▸ Direction: Give only the number of lines in the data that contain the word "Clinical".
-- Start Stored rows --
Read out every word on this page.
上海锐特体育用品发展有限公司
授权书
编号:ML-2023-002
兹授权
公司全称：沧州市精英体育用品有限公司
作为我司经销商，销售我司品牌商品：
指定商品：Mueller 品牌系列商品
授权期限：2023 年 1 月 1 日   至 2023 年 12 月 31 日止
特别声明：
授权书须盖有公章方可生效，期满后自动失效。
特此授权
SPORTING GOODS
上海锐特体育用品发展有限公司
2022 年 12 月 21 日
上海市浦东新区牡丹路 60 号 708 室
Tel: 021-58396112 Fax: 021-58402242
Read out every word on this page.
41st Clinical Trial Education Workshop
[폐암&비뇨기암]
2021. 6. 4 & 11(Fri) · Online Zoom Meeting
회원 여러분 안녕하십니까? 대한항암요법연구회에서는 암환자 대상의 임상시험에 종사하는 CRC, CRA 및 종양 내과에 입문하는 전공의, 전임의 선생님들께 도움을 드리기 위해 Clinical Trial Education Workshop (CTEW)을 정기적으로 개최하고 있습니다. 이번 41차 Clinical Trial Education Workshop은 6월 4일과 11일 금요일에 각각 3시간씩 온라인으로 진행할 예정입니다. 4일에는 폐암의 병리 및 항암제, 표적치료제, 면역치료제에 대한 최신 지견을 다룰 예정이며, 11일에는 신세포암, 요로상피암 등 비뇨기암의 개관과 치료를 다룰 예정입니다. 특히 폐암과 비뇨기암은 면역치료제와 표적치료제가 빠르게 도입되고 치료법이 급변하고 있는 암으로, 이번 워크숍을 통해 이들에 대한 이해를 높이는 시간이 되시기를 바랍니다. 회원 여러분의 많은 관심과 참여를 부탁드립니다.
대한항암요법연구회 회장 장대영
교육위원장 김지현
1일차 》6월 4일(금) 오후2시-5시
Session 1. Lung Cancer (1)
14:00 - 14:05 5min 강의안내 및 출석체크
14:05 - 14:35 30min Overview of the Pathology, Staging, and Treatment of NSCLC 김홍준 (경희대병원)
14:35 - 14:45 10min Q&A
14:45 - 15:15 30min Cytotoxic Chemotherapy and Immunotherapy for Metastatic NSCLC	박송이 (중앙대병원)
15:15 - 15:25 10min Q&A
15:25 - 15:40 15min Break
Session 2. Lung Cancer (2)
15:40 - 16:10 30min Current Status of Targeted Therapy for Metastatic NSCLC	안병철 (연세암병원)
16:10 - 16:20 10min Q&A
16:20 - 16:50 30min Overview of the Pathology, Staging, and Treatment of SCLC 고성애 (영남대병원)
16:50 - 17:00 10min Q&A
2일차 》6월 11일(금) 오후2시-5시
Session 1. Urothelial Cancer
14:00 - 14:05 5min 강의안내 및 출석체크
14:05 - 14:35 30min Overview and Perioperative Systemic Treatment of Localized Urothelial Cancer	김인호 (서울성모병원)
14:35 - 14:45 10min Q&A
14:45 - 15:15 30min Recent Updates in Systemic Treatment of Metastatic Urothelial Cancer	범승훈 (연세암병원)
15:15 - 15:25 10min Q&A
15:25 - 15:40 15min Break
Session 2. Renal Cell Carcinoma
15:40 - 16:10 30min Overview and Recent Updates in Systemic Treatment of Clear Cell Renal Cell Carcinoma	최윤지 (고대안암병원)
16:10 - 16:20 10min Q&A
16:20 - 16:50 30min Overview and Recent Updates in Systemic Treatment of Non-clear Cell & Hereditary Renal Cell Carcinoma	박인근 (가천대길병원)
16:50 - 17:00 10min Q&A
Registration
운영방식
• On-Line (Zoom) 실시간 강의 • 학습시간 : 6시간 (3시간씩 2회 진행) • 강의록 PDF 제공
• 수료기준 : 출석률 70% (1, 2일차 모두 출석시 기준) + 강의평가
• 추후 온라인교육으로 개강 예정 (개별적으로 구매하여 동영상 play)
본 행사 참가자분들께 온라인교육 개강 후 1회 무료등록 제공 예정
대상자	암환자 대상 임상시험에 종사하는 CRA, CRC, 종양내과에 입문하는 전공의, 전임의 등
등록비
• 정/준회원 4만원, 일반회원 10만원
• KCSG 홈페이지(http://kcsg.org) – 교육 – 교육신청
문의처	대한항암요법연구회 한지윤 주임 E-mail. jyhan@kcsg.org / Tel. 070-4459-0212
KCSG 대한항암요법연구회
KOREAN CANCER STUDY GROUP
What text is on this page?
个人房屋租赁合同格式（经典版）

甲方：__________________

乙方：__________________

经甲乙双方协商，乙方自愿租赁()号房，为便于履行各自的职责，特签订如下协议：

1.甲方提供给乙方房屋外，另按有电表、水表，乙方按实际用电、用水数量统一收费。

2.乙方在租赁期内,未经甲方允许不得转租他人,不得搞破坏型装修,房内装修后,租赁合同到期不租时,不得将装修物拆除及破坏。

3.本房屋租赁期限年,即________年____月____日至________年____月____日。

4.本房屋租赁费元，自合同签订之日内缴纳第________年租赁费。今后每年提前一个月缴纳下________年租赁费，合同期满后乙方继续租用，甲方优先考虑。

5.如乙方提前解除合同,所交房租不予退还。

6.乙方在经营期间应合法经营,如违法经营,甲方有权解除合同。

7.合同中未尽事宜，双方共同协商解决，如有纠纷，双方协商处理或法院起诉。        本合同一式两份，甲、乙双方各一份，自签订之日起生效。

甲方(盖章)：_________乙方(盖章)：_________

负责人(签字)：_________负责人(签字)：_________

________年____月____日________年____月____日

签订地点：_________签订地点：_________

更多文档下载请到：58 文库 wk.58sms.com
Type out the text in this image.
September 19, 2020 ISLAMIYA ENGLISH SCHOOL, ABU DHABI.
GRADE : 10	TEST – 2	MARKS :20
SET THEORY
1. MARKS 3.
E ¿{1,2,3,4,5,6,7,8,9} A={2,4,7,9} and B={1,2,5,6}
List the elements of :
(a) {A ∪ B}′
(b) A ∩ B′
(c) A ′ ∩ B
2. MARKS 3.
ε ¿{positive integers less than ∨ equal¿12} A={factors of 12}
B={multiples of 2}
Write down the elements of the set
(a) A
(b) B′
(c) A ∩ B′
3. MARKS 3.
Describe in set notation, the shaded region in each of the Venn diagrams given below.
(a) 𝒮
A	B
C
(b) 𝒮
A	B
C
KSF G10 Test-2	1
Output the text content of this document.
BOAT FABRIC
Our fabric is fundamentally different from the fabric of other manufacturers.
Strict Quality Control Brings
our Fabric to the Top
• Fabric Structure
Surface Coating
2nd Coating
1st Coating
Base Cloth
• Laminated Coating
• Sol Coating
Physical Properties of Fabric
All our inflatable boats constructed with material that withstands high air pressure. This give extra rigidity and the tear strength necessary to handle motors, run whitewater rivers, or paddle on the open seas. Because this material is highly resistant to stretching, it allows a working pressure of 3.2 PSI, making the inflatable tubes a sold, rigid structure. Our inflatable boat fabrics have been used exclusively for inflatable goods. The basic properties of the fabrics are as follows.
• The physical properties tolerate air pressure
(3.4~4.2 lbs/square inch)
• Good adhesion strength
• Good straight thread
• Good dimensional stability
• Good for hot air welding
-- End Stored rows --
▸ Answer to this problem: 2